(Dataset entries)

>> Begin

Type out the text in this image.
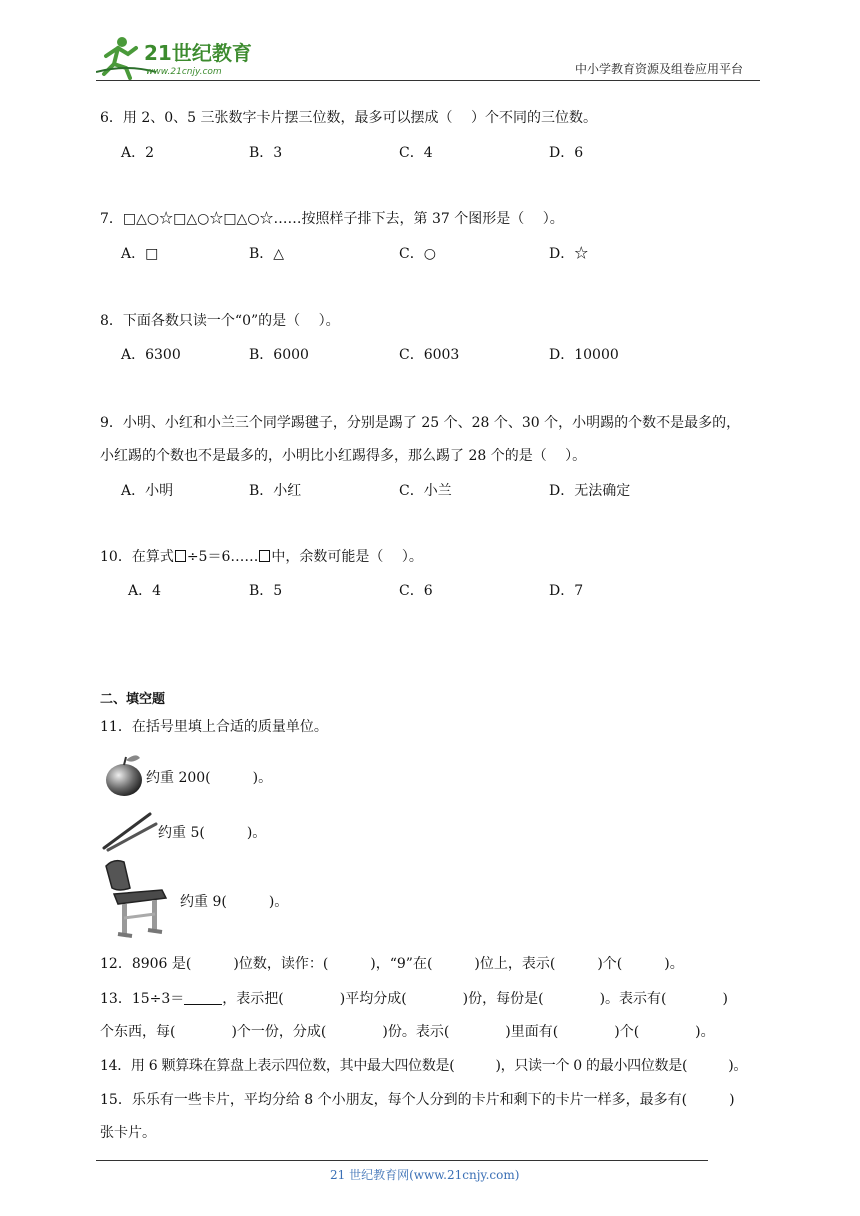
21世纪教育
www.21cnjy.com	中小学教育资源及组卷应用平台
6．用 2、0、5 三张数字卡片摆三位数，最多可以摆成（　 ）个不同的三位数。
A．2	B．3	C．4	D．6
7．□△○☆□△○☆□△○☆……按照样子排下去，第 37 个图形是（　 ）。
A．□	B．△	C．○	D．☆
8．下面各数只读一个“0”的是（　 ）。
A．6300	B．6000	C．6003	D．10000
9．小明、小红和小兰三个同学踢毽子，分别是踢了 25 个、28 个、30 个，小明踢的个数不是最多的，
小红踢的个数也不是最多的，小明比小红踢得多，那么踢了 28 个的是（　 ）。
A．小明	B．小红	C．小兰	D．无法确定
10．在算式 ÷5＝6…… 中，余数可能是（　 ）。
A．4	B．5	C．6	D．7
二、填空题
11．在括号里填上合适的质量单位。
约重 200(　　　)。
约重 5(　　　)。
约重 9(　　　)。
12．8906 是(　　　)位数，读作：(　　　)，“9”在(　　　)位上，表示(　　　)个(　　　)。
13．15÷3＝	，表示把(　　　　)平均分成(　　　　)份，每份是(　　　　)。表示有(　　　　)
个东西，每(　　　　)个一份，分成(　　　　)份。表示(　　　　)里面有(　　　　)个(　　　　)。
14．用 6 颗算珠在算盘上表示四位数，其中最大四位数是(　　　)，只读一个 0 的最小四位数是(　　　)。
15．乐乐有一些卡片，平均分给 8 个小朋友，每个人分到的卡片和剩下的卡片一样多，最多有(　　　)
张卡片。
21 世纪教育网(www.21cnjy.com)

>> End
>> Begin

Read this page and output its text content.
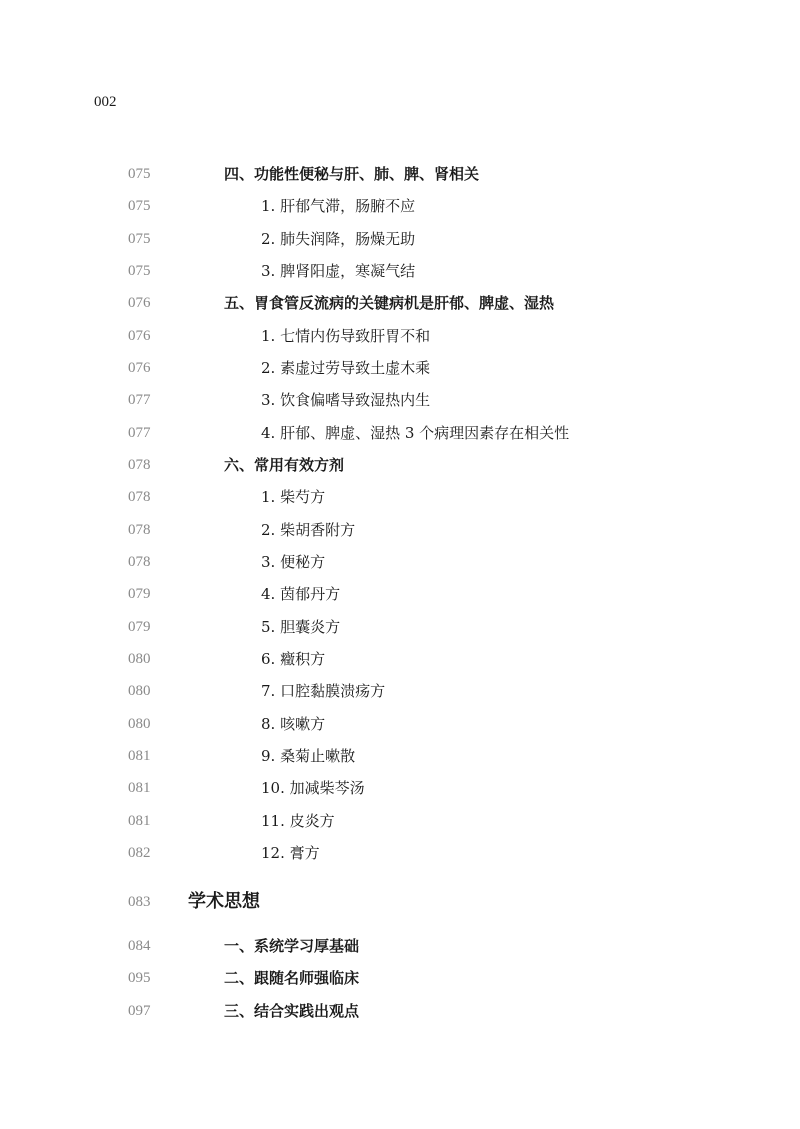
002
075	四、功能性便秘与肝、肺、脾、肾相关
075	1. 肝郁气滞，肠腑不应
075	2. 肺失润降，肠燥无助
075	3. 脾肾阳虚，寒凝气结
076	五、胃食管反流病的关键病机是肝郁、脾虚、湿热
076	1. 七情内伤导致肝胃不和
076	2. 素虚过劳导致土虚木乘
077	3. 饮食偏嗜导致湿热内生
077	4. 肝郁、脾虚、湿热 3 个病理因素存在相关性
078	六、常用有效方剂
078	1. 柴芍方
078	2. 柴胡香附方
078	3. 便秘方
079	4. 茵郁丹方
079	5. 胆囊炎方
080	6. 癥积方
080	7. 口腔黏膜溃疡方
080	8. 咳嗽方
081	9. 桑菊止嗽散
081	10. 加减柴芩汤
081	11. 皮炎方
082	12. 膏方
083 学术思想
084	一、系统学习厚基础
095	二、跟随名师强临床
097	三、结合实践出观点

>> End

Return only the count of lines in the records that hold the word "this".

#### [WRITTEN ANSWER]
2